(Saved entries)

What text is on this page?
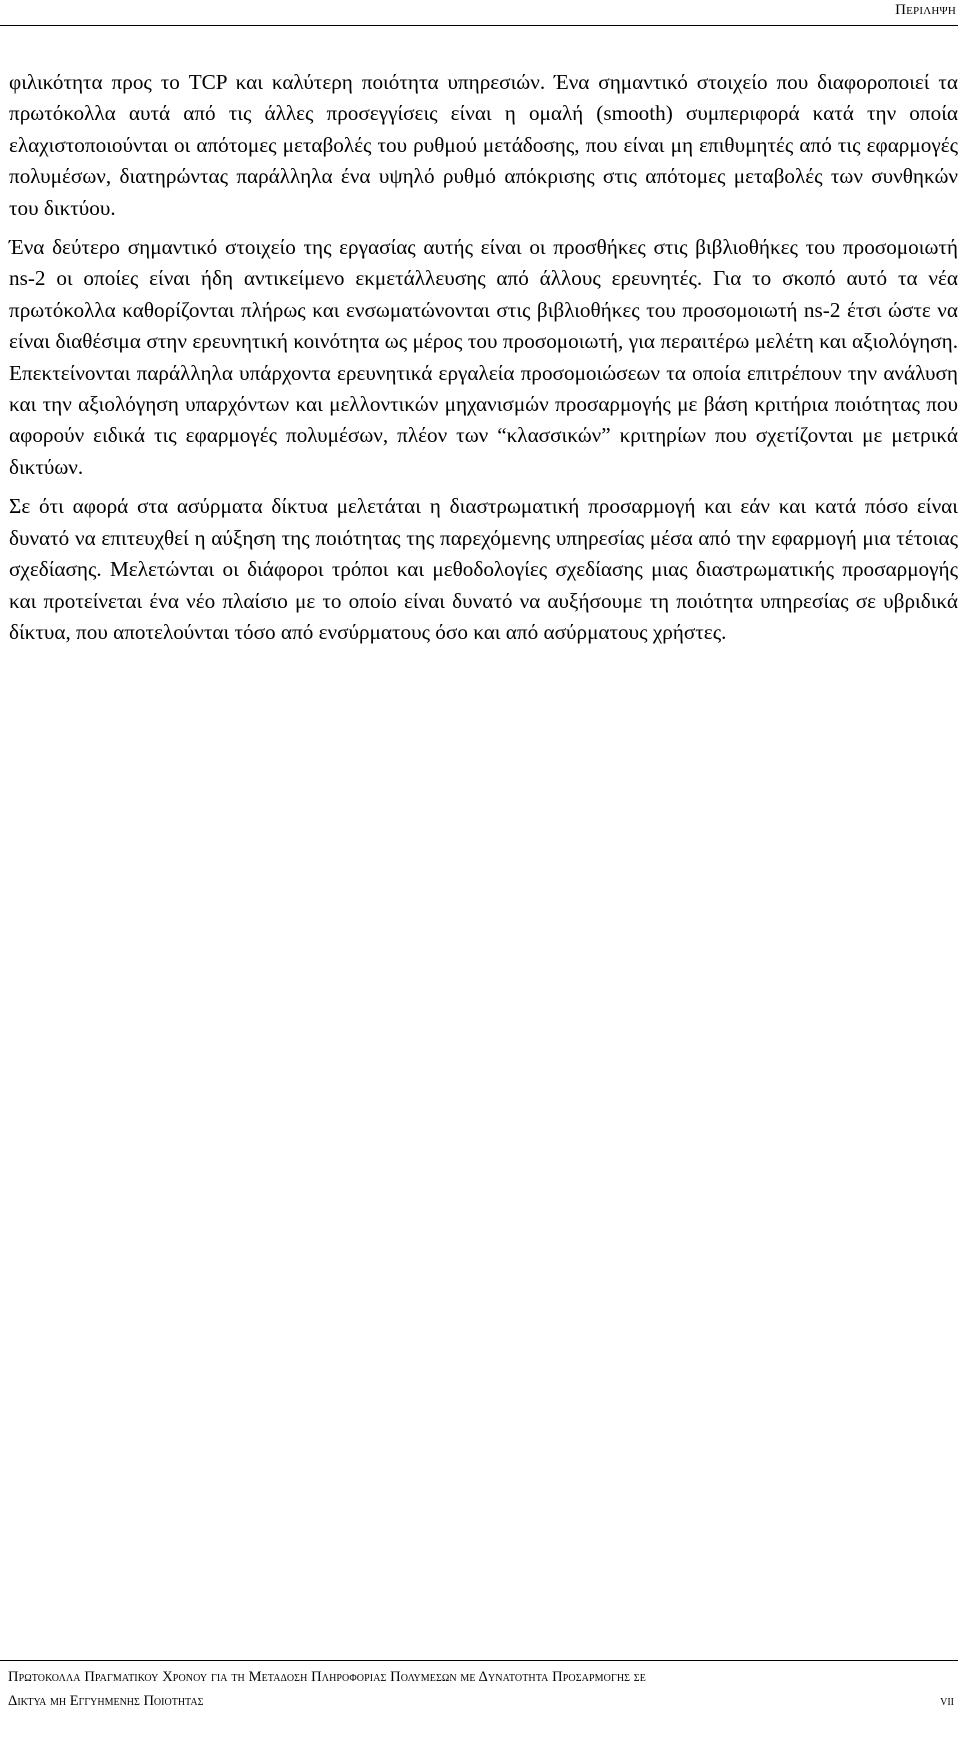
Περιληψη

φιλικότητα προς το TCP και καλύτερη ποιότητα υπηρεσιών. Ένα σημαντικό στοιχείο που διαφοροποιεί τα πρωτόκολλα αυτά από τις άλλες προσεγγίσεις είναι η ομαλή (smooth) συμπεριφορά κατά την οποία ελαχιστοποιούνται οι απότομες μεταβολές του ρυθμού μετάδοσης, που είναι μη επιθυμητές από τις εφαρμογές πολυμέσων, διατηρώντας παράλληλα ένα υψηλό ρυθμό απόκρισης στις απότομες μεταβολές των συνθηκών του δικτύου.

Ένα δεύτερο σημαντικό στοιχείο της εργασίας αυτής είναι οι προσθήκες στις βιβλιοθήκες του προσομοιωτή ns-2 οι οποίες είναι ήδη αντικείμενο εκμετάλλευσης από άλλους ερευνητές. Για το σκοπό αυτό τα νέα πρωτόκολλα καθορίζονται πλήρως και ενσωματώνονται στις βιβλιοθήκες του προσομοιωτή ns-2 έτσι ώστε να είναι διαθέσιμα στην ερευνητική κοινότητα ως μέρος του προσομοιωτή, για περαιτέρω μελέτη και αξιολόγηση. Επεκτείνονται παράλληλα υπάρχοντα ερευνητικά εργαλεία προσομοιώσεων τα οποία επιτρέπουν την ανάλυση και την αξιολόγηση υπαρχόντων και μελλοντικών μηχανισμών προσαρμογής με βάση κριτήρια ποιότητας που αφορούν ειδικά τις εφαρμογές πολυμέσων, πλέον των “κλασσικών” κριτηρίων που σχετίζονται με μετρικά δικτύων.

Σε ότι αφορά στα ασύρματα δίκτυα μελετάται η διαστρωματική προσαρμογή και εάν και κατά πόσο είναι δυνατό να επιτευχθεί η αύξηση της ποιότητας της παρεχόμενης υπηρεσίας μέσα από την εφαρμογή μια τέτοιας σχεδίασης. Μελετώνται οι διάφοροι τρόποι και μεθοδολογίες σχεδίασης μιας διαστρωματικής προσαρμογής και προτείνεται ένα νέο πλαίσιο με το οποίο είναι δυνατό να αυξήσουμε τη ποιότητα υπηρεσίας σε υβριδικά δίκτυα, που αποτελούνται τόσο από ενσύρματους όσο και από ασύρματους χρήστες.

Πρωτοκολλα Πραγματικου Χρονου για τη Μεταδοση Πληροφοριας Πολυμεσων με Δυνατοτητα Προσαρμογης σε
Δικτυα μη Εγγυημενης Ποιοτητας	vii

#### [Exercise brief]
Without the pictures, return all the records precisely as they stand.

#### [Full solution]
What text is on this page?
Περιληψη

φιλικότητα προς το TCP και καλύτερη ποιότητα υπηρεσιών. Ένα σημαντικό στοιχείο που διαφοροποιεί τα πρωτόκολλα αυτά από τις άλλες προσεγγίσεις είναι η ομαλή (smooth) συμπεριφορά κατά την οποία ελαχιστοποιούνται οι απότομες μεταβολές του ρυθμού μετάδοσης, που είναι μη επιθυμητές από τις εφαρμογές πολυμέσων, διατηρώντας παράλληλα ένα υψηλό ρυθμό απόκρισης στις απότομες μεταβολές των συνθηκών του δικτύου.

Ένα δεύτερο σημαντικό στοιχείο της εργασίας αυτής είναι οι προσθήκες στις βιβλιοθήκες του προσομοιωτή ns-2 οι οποίες είναι ήδη αντικείμενο εκμετάλλευσης από άλλους ερευνητές. Για το σκοπό αυτό τα νέα πρωτόκολλα καθορίζονται πλήρως και ενσωματώνονται στις βιβλιοθήκες του προσομοιωτή ns-2 έτσι ώστε να είναι διαθέσιμα στην ερευνητική κοινότητα ως μέρος του προσομοιωτή, για περαιτέρω μελέτη και αξιολόγηση. Επεκτείνονται παράλληλα υπάρχοντα ερευνητικά εργαλεία προσομοιώσεων τα οποία επιτρέπουν την ανάλυση και την αξιολόγηση υπαρχόντων και μελλοντικών μηχανισμών προσαρμογής με βάση κριτήρια ποιότητας που αφορούν ειδικά τις εφαρμογές πολυμέσων, πλέον των “κλασσικών” κριτηρίων που σχετίζονται με μετρικά δικτύων.

Σε ότι αφορά στα ασύρματα δίκτυα μελετάται η διαστρωματική προσαρμογή και εάν και κατά πόσο είναι δυνατό να επιτευχθεί η αύξηση της ποιότητας της παρεχόμενης υπηρεσίας μέσα από την εφαρμογή μια τέτοιας σχεδίασης. Μελετώνται οι διάφοροι τρόποι και μεθοδολογίες σχεδίασης μιας διαστρωματικής προσαρμογής και προτείνεται ένα νέο πλαίσιο με το οποίο είναι δυνατό να αυξήσουμε τη ποιότητα υπηρεσίας σε υβριδικά δίκτυα, που αποτελούνται τόσο από ενσύρματους όσο και από ασύρματους χρήστες.

Πρωτοκολλα Πραγματικου Χρονου για τη Μεταδοση Πληροφοριας Πολυμεσων με Δυνατοτητα Προσαρμογης σε
Δικτυα μη Εγγυημενης Ποιοτητας	vii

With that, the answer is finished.